**Provided entries:**

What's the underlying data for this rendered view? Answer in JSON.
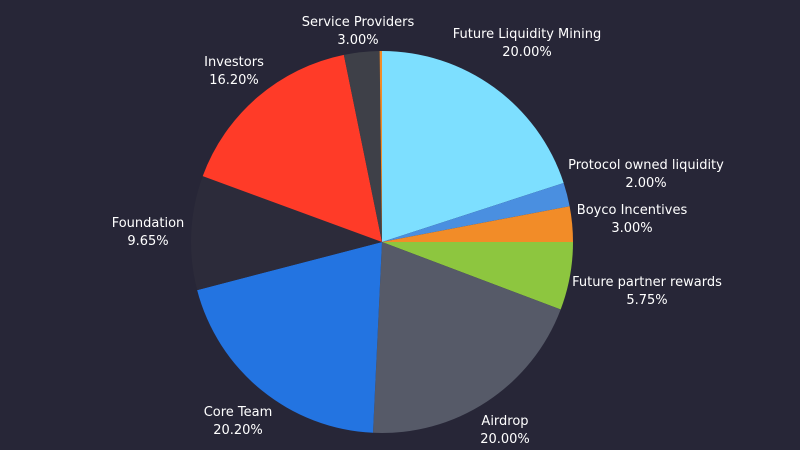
{
  "chart_data": {
    "type": "pie",
    "title": "",
    "background": "#272637",
    "start_angle_deg": 0,
    "direction": "clockwise",
    "slices": [
      {
        "label": "Future Liquidity Mining",
        "percent_text": "20.00%",
        "value": 20.0,
        "color": "#7ddfff"
      },
      {
        "label": "Protocol owned liquidity",
        "percent_text": "2.00%",
        "value": 2.0,
        "color": "#4a8fe0"
      },
      {
        "label": "Boyco Incentives",
        "percent_text": "3.00%",
        "value": 3.0,
        "color": "#f28c28"
      },
      {
        "label": "Future partner rewards",
        "percent_text": "5.75%",
        "value": 5.75,
        "color": "#8dc63f"
      },
      {
        "label": "Airdrop",
        "percent_text": "20.00%",
        "value": 20.0,
        "color": "#565a68"
      },
      {
        "label": "Core Team",
        "percent_text": "20.20%",
        "value": 20.2,
        "color": "#2374e1"
      },
      {
        "label": "Foundation",
        "percent_text": "9.65%",
        "value": 9.65,
        "color": "#2c2b3a"
      },
      {
        "label": "Investors",
        "percent_text": "16.20%",
        "value": 16.2,
        "color": "#ff3b28"
      },
      {
        "label": "Service Providers",
        "percent_text": "3.00%",
        "value": 3.0,
        "color": "#3e4048"
      },
      {
        "label": "",
        "percent_text": "",
        "value": 0.2,
        "color": "#f28c28"
      }
    ]
  }
}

**Goal of the exercise:**
Set down the material above as is, without any pictures.

**Response to the exercise:**
What's the underlying data for this rendered view? Answer in JSON.
{
  "chart_data": {
    "type": "pie",
    "title": "",
    "background": "#272637",
    "start_angle_deg": 0,
    "direction": "clockwise",
    "slices": [
      {
        "label": "Future Liquidity Mining",
        "percent_text": "20.00%",
        "value": 20.0,
        "color": "#7ddfff"
      },
      {
        "label": "Protocol owned liquidity",
        "percent_text": "2.00%",
        "value": 2.0,
        "color": "#4a8fe0"
      },
      {
        "label": "Boyco Incentives",
        "percent_text": "3.00%",
        "value": 3.0,
        "color": "#f28c28"
      },
      {
        "label": "Future partner rewards",
        "percent_text": "5.75%",
        "value": 5.75,
        "color": "#8dc63f"
      },
      {
        "label": "Airdrop",
        "percent_text": "20.00%",
        "value": 20.0,
        "color": "#565a68"
      },
      {
        "label": "Core Team",
        "percent_text": "20.20%",
        "value": 20.2,
        "color": "#2374e1"
      },
      {
        "label": "Foundation",
        "percent_text": "9.65%",
        "value": 9.65,
        "color": "#2c2b3a"
      },
      {
        "label": "Investors",
        "percent_text": "16.20%",
        "value": 16.2,
        "color": "#ff3b28"
      },
      {
        "label": "Service Providers",
        "percent_text": "3.00%",
        "value": 3.0,
        "color": "#3e4048"
      },
      {
        "label": "",
        "percent_text": "",
        "value": 0.2,
        "color": "#f28c28"
      }
    ]
  }
}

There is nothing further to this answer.